- [GIVEN INSTRUCTION]: Select, from the material below, each line with "scooters" in it.

(Stored entries)
━━━━━━━━━━━━━━━━
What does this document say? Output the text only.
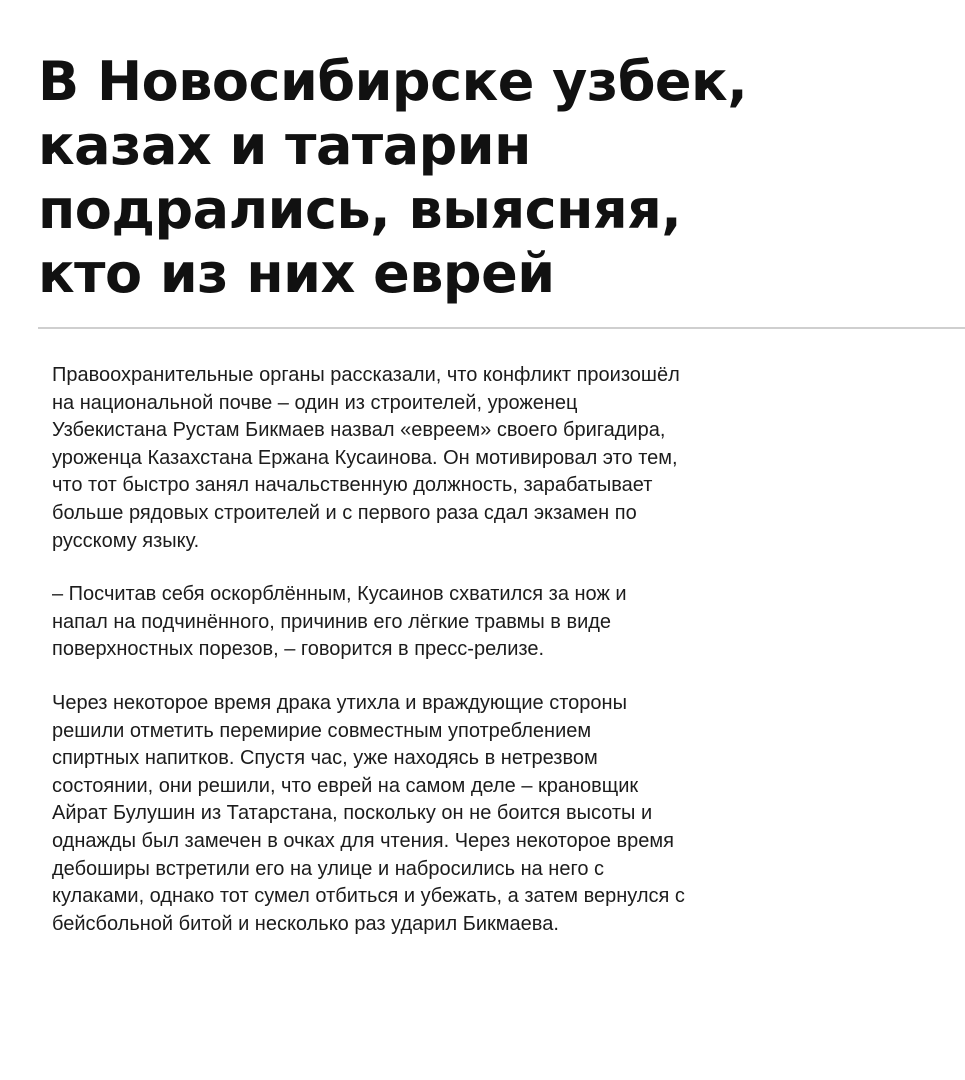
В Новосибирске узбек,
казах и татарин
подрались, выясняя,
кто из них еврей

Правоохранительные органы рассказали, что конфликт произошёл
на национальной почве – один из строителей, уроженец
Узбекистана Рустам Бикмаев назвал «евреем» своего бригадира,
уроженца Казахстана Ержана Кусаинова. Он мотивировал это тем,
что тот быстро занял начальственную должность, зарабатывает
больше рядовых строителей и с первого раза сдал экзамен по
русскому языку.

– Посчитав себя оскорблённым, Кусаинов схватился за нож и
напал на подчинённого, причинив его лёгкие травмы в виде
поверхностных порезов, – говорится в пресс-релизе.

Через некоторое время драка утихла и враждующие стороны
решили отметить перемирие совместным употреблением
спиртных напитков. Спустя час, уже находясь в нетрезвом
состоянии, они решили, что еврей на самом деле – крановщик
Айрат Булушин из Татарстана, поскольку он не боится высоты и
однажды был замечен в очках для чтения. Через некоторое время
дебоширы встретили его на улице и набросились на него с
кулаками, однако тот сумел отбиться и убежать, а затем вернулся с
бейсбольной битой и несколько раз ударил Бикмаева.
━━━━━━━━━━━━━━━━
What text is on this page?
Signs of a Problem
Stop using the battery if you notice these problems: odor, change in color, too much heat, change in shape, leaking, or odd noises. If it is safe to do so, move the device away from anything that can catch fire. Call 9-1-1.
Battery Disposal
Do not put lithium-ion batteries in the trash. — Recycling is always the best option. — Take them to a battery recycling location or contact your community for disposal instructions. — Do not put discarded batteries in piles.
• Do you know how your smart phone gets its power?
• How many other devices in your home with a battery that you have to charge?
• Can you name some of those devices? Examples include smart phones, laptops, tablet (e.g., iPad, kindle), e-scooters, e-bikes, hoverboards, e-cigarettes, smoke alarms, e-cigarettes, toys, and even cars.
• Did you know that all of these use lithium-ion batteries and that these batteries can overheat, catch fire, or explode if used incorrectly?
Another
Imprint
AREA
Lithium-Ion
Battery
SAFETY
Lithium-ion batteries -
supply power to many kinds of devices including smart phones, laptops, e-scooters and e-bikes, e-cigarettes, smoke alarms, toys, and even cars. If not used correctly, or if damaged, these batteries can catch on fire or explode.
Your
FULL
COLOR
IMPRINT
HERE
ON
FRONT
━━━━━━━━━━━━━━━━
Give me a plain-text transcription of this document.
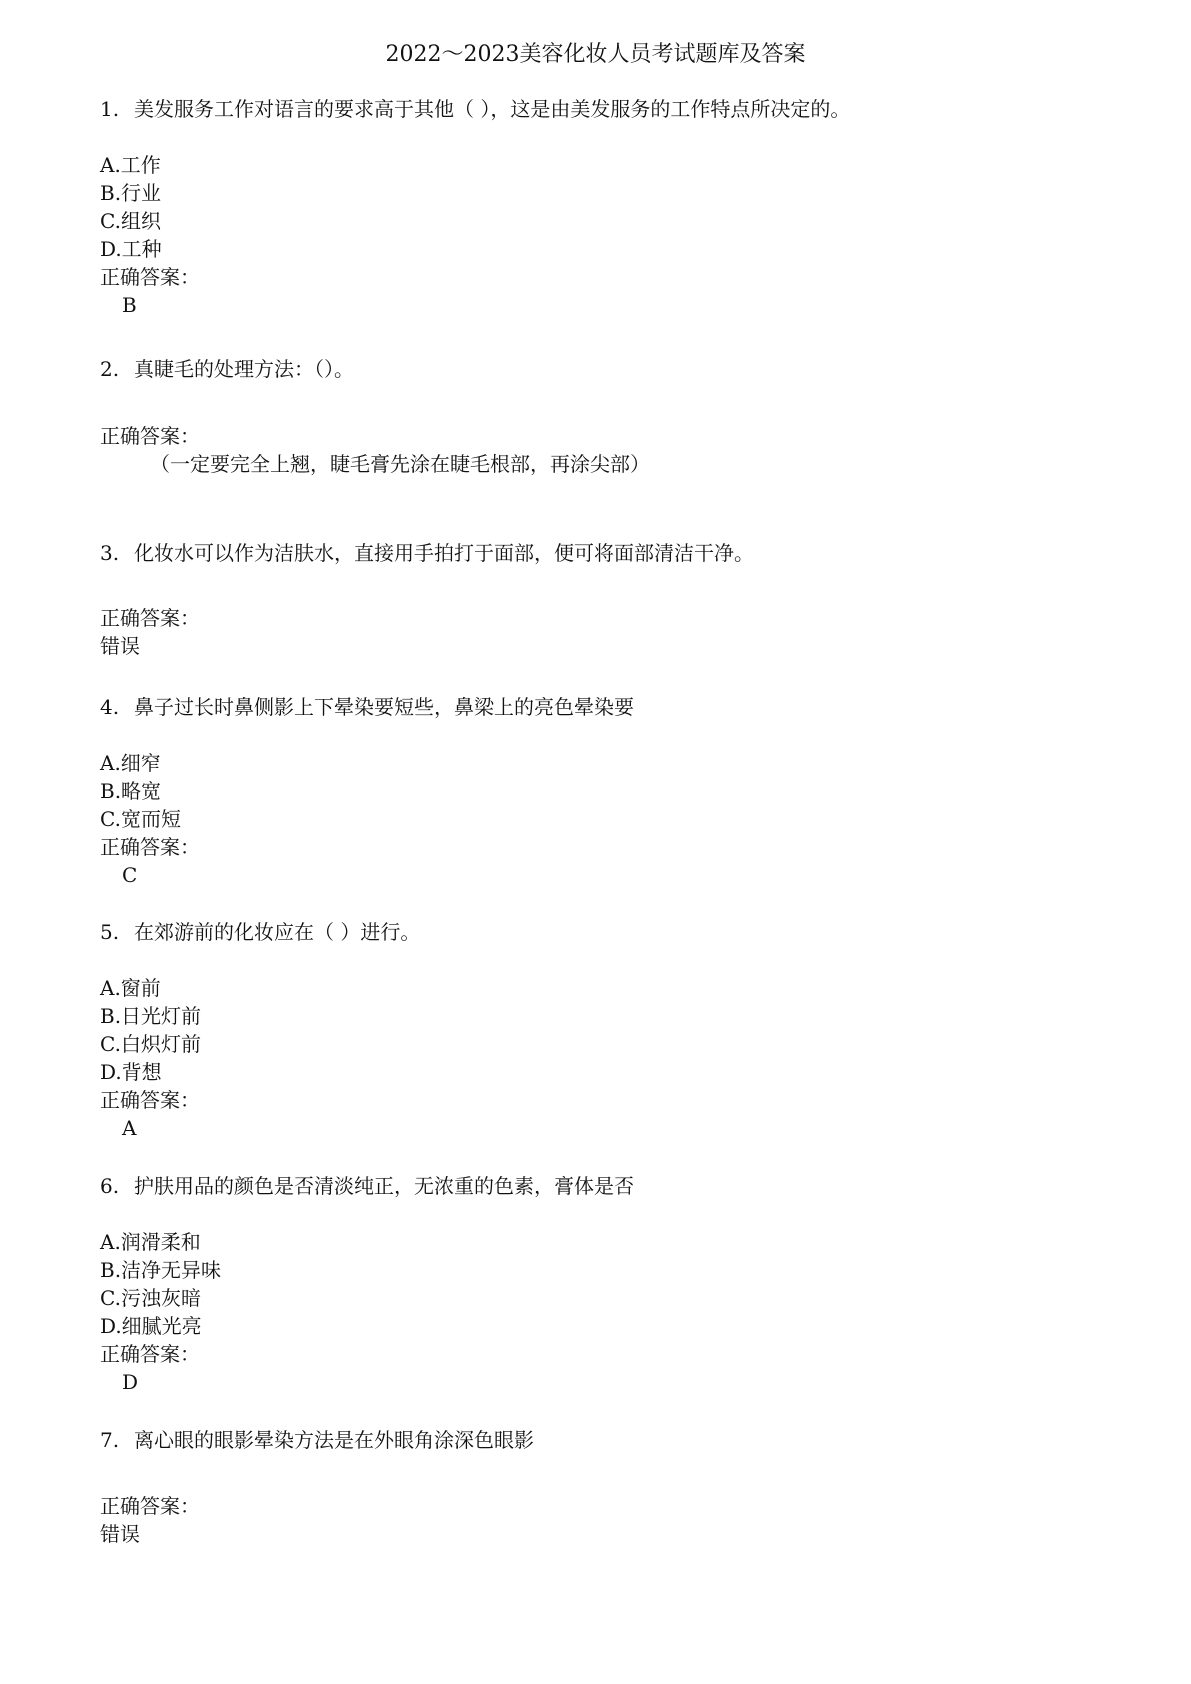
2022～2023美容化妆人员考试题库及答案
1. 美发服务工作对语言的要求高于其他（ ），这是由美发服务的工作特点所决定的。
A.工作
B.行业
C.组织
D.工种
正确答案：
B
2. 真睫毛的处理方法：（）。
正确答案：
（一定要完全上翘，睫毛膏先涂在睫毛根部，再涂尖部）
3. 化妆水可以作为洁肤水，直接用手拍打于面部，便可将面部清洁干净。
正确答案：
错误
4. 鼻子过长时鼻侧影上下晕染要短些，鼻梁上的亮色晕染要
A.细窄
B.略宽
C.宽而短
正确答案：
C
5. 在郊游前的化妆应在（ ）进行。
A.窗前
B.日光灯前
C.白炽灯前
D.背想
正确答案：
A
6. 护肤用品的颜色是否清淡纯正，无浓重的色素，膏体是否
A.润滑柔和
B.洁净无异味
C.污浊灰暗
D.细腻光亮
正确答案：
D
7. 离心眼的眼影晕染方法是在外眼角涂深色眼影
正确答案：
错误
━━━━━━━━━━━━━━━━
- [TASK ANSWER]:
• Can you name some of those devices? Examples include smart phones, laptops, tablet (e.g., iPad, kindle), e-scooters, e-bikes, hoverboards, e-cigarettes, smoke alarms, e-cigarettes, toys, and even cars.
supply power to many kinds of devices including smart phones, laptops, e-scooters and e-bikes, e-cigarettes, smoke alarms, toys, and even cars. If not used correctly, or if damaged, these batteries can catch on fire or explode.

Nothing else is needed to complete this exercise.